[Stored items]

--------

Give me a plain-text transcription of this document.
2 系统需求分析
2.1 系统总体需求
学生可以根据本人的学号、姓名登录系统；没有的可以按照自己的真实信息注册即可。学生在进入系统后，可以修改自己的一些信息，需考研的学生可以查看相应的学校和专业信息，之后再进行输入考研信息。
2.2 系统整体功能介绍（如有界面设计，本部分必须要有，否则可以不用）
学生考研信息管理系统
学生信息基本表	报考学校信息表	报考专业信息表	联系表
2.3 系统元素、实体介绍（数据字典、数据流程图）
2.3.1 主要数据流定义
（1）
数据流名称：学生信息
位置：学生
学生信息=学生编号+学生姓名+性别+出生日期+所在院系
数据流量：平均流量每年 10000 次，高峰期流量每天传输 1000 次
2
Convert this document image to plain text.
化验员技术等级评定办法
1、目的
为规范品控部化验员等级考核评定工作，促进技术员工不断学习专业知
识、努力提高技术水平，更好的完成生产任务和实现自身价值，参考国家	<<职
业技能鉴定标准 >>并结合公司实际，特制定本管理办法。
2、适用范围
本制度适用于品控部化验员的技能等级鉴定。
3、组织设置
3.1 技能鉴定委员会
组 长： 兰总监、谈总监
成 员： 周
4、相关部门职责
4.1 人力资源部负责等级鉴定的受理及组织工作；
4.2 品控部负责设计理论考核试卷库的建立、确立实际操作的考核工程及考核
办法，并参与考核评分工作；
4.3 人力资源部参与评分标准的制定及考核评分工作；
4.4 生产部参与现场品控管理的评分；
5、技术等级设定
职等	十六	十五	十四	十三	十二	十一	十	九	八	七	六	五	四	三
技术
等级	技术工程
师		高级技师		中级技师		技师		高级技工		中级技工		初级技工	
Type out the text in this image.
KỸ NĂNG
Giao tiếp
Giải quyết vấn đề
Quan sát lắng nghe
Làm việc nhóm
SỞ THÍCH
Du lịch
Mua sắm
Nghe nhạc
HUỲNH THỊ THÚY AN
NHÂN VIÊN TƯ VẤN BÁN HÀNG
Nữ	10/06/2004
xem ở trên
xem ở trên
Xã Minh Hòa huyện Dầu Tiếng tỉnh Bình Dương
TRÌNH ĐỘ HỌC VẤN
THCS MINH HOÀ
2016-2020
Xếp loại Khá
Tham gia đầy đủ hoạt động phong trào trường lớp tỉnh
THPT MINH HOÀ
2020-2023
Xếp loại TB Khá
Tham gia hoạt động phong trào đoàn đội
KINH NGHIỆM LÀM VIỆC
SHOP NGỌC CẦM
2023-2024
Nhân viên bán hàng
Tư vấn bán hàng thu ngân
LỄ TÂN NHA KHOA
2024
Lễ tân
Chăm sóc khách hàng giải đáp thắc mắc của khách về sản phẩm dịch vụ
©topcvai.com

--------

§ **What the task asks**
Copy each line from the records above that includes the string "hoạt".

§ **Written solution**
Tham gia đầy đủ hoạt động phong trào trường lớp tỉnh
Tham gia hoạt động phong trào đoàn đội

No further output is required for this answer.